Brief:
Omit all images. Transcribe the rest of the material below exactly.

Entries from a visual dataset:
..............................

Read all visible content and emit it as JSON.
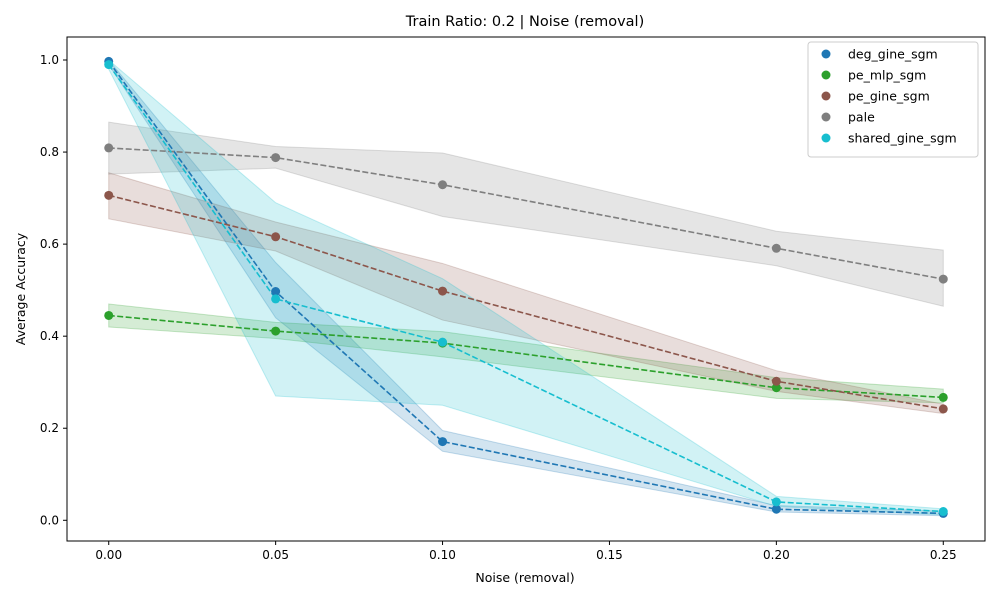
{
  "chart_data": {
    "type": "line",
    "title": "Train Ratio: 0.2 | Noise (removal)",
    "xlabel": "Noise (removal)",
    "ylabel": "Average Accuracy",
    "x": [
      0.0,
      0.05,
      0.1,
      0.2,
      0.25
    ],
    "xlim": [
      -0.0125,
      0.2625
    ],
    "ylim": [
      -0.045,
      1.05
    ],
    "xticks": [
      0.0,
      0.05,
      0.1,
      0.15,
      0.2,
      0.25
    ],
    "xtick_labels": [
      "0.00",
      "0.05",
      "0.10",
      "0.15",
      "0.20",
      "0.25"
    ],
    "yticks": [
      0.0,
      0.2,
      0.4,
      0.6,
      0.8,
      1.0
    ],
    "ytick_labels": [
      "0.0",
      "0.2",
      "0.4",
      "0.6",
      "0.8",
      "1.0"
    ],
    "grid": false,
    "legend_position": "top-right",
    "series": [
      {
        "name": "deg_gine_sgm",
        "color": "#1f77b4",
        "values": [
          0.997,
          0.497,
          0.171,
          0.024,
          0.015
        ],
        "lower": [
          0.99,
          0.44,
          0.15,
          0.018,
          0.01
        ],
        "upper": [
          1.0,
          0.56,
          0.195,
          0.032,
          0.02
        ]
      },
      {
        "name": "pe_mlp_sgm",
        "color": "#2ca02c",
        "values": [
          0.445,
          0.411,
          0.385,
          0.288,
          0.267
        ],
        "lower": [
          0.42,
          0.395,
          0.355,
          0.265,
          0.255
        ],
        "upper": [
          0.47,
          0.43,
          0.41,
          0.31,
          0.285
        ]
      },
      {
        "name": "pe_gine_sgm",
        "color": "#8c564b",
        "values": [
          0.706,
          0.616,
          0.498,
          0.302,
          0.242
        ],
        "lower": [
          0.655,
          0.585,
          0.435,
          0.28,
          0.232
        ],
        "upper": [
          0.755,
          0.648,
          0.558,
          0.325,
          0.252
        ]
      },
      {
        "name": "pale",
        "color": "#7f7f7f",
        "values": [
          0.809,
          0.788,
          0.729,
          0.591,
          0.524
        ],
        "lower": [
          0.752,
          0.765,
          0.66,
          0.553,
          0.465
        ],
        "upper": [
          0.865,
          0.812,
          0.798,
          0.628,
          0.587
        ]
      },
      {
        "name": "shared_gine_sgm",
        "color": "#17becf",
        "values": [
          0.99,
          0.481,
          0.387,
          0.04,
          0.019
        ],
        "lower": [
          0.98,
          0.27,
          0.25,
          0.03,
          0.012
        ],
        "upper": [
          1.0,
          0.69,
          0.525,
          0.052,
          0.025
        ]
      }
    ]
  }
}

..............................

Exercise answer:
Read all visible content and emit it as JSON.
{
  "chart_data": {
    "type": "line",
    "title": "Train Ratio: 0.2 | Noise (removal)",
    "xlabel": "Noise (removal)",
    "ylabel": "Average Accuracy",
    "x": [
      0.0,
      0.05,
      0.1,
      0.2,
      0.25
    ],
    "xlim": [
      -0.0125,
      0.2625
    ],
    "ylim": [
      -0.045,
      1.05
    ],
    "xticks": [
      0.0,
      0.05,
      0.1,
      0.15,
      0.2,
      0.25
    ],
    "xtick_labels": [
      "0.00",
      "0.05",
      "0.10",
      "0.15",
      "0.20",
      "0.25"
    ],
    "yticks": [
      0.0,
      0.2,
      0.4,
      0.6,
      0.8,
      1.0
    ],
    "ytick_labels": [
      "0.0",
      "0.2",
      "0.4",
      "0.6",
      "0.8",
      "1.0"
    ],
    "grid": false,
    "legend_position": "top-right",
    "series": [
      {
        "name": "deg_gine_sgm",
        "color": "#1f77b4",
        "values": [
          0.997,
          0.497,
          0.171,
          0.024,
          0.015
        ],
        "lower": [
          0.99,
          0.44,
          0.15,
          0.018,
          0.01
        ],
        "upper": [
          1.0,
          0.56,
          0.195,
          0.032,
          0.02
        ]
      },
      {
        "name": "pe_mlp_sgm",
        "color": "#2ca02c",
        "values": [
          0.445,
          0.411,
          0.385,
          0.288,
          0.267
        ],
        "lower": [
          0.42,
          0.395,
          0.355,
          0.265,
          0.255
        ],
        "upper": [
          0.47,
          0.43,
          0.41,
          0.31,
          0.285
        ]
      },
      {
        "name": "pe_gine_sgm",
        "color": "#8c564b",
        "values": [
          0.706,
          0.616,
          0.498,
          0.302,
          0.242
        ],
        "lower": [
          0.655,
          0.585,
          0.435,
          0.28,
          0.232
        ],
        "upper": [
          0.755,
          0.648,
          0.558,
          0.325,
          0.252
        ]
      },
      {
        "name": "pale",
        "color": "#7f7f7f",
        "values": [
          0.809,
          0.788,
          0.729,
          0.591,
          0.524
        ],
        "lower": [
          0.752,
          0.765,
          0.66,
          0.553,
          0.465
        ],
        "upper": [
          0.865,
          0.812,
          0.798,
          0.628,
          0.587
        ]
      },
      {
        "name": "shared_gine_sgm",
        "color": "#17becf",
        "values": [
          0.99,
          0.481,
          0.387,
          0.04,
          0.019
        ],
        "lower": [
          0.98,
          0.27,
          0.25,
          0.03,
          0.012
        ],
        "upper": [
          1.0,
          0.69,
          0.525,
          0.052,
          0.025
        ]
      }
    ]
  }
}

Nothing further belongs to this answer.